* Begin *

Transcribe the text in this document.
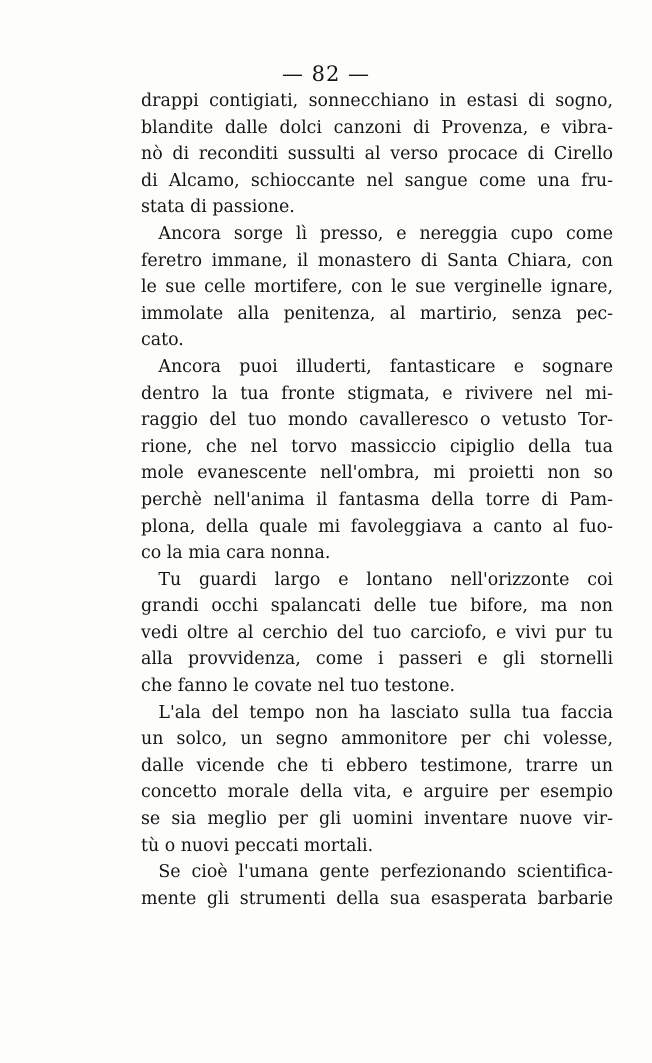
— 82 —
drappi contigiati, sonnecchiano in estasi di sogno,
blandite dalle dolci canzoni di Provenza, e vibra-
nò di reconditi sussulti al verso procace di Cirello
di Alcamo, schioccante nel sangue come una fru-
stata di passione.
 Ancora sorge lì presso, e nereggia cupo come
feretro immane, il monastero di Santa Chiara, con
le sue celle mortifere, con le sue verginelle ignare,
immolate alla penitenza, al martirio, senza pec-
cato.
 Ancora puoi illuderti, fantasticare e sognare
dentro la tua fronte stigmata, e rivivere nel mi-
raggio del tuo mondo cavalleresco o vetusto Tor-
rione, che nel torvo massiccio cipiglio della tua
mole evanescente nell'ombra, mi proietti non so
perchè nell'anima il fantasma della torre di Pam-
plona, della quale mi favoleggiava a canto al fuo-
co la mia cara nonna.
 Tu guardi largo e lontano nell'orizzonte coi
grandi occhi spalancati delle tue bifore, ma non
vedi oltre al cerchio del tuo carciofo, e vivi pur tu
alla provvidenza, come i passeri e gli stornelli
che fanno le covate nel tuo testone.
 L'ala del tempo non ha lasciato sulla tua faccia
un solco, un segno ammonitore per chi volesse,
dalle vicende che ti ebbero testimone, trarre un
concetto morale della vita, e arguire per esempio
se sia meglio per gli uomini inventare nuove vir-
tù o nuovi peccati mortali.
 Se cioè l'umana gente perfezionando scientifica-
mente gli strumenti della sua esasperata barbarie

* End *
* Begin *

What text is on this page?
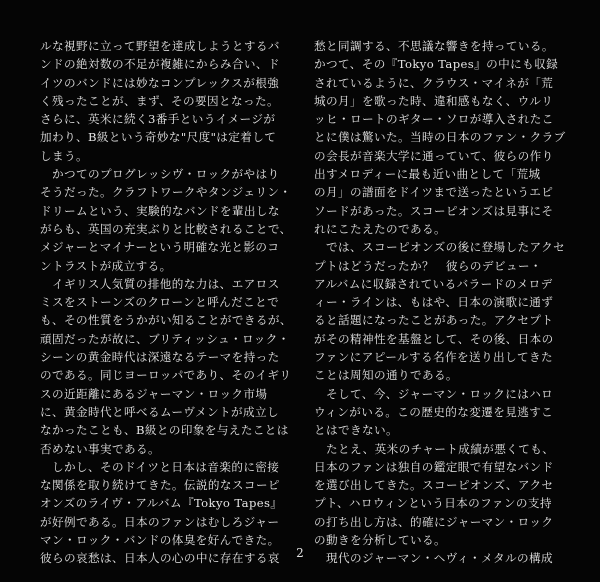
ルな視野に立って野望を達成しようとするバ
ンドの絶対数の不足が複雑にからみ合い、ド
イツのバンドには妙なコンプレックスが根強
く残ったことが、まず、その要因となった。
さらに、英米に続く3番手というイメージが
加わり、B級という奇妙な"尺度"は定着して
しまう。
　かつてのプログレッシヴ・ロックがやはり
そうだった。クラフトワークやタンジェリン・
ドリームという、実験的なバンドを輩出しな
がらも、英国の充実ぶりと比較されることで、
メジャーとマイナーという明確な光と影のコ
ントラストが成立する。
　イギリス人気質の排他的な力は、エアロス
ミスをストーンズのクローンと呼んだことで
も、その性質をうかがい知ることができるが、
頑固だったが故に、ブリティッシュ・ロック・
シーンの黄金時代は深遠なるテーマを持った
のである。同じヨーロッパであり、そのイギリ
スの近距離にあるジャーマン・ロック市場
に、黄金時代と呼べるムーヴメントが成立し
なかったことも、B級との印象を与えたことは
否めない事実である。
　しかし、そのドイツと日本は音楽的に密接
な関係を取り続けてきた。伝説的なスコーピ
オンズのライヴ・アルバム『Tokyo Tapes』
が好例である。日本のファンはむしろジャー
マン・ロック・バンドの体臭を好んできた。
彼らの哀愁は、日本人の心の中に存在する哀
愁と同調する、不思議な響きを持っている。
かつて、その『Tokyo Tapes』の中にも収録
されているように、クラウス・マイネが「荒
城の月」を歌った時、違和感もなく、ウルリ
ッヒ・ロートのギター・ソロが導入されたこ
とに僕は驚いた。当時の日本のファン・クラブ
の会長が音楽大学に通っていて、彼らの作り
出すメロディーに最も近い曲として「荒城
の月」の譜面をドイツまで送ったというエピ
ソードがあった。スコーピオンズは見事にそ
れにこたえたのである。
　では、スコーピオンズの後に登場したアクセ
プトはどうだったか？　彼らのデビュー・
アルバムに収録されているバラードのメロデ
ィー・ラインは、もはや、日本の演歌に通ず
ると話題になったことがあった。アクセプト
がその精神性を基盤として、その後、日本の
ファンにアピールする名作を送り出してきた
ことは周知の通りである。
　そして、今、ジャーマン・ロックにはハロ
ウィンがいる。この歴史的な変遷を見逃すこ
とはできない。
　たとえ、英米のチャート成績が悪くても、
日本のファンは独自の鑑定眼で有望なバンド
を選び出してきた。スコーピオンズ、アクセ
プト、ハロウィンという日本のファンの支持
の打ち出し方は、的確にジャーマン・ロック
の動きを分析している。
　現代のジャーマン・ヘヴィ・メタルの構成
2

* End *

> _EXERCISE GOAL_:
Pull out all lines from the listing that contain the string "Ancora".

> _FINISHED TASK_:
 Ancora sorge lì presso, e nereggia cupo come
 Ancora puoi illuderti, fantasticare e sognare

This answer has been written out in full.